● **STATED GOAL**:
Which lines in the records below contain the word "businesses"? Copy each one out.

● **DATA FOR THIS EXERCISE**:
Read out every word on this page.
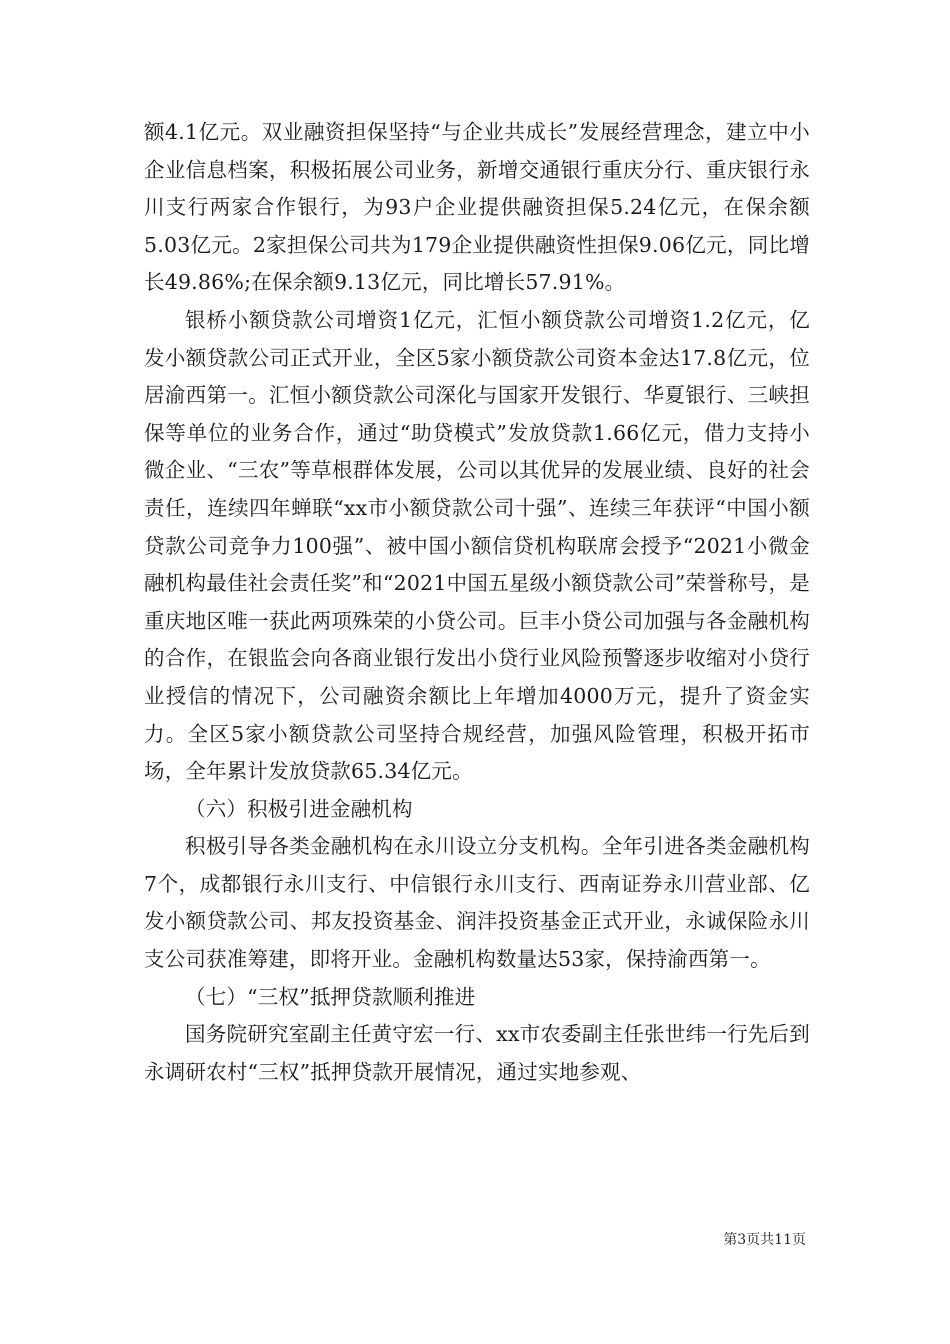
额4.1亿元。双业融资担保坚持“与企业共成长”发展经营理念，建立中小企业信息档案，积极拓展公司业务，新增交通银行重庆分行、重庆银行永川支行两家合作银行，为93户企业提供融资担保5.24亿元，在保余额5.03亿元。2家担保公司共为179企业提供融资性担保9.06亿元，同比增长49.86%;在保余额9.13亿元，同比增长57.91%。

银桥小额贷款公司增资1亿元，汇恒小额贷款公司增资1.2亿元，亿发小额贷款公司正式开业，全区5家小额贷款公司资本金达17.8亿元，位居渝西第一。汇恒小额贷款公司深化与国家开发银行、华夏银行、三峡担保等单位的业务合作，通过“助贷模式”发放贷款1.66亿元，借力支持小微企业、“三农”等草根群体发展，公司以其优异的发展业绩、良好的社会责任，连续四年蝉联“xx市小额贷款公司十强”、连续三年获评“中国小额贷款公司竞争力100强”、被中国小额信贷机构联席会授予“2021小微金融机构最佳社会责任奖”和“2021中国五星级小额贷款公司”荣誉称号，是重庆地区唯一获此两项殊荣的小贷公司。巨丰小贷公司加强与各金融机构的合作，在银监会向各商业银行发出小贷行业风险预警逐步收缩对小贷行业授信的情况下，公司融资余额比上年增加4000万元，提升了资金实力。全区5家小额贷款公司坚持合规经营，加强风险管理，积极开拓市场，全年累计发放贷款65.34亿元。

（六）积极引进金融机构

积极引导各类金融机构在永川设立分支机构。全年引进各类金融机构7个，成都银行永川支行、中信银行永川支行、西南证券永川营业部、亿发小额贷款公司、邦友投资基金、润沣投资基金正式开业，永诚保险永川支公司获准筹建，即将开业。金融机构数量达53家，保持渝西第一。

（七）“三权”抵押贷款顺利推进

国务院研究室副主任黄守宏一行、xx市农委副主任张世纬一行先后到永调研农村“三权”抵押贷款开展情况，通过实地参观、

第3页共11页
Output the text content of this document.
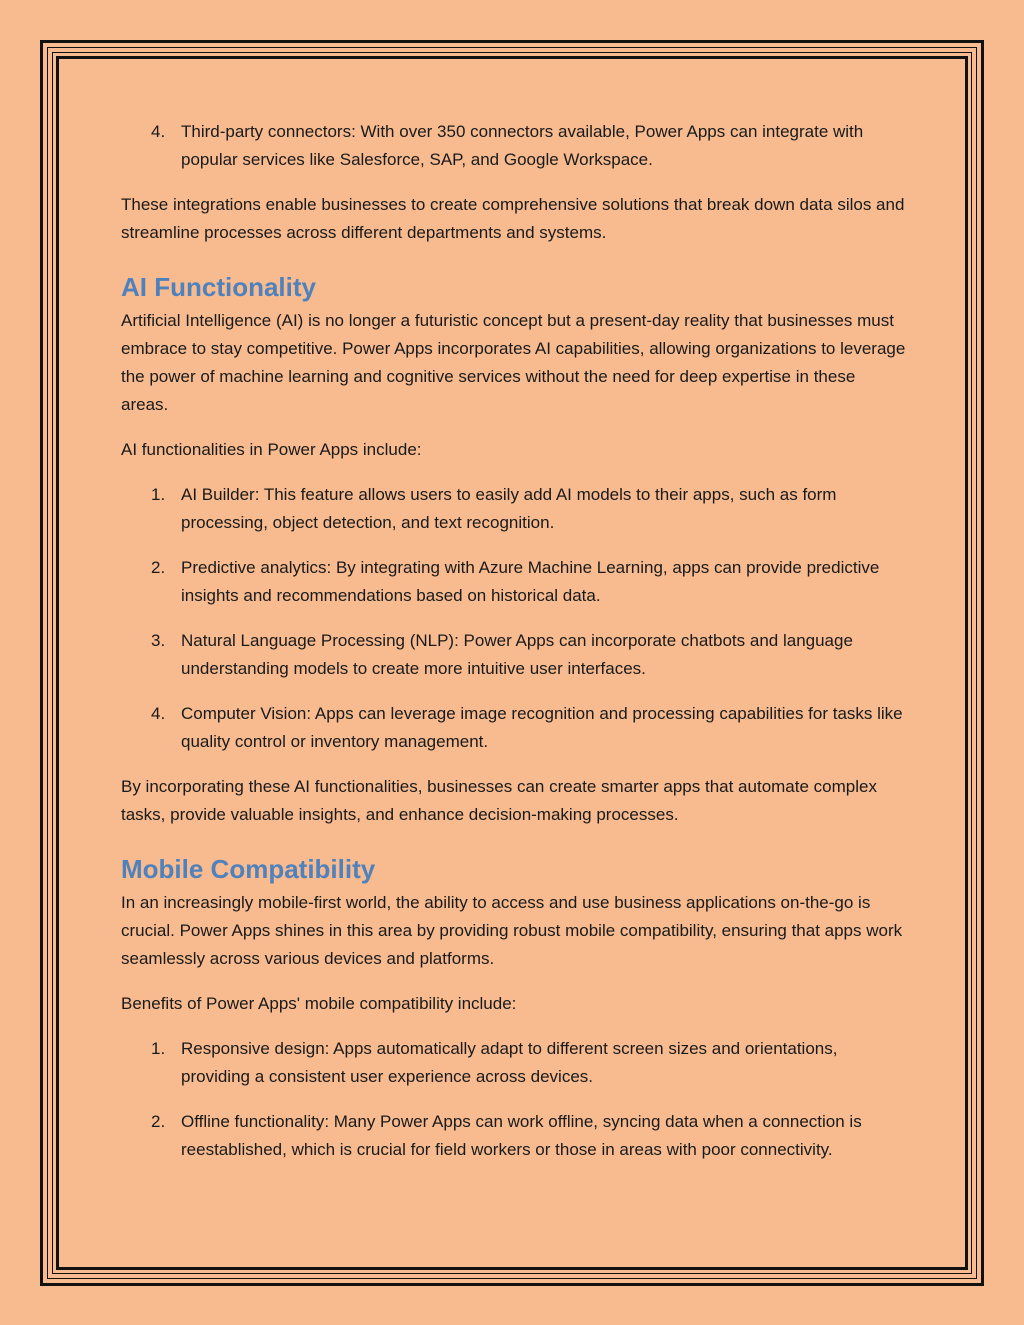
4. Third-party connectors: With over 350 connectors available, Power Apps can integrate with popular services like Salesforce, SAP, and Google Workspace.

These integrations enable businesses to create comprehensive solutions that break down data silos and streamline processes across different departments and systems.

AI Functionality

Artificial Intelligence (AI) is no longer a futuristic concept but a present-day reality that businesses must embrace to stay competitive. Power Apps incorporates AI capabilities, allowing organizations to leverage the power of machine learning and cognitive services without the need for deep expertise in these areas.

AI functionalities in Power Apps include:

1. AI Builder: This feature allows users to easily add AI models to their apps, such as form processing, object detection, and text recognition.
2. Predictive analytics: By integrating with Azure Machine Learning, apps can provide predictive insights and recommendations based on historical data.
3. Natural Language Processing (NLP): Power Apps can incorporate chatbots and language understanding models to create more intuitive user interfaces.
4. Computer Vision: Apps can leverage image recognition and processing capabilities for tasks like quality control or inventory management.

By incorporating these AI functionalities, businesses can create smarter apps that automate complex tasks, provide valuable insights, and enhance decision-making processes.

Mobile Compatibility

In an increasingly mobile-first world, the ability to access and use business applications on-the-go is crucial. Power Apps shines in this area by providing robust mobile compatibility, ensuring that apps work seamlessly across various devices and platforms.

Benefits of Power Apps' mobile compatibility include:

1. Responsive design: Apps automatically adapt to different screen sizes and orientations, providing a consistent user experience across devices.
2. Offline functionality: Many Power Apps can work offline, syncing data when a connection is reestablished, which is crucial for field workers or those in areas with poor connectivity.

● **ANSWER TO THIS EXERCISE**:
These integrations enable businesses to create comprehensive solutions that break down data silos and streamline processes across different departments and systems.
Artificial Intelligence (AI) is no longer a futuristic concept but a present-day reality that businesses must embrace to stay competitive. Power Apps incorporates AI capabilities, allowing organizations to leverage the power of machine learning and cognitive services without the need for deep expertise in these areas.
By incorporating these AI functionalities, businesses can create smarter apps that automate complex tasks, provide valuable insights, and enhance decision-making processes.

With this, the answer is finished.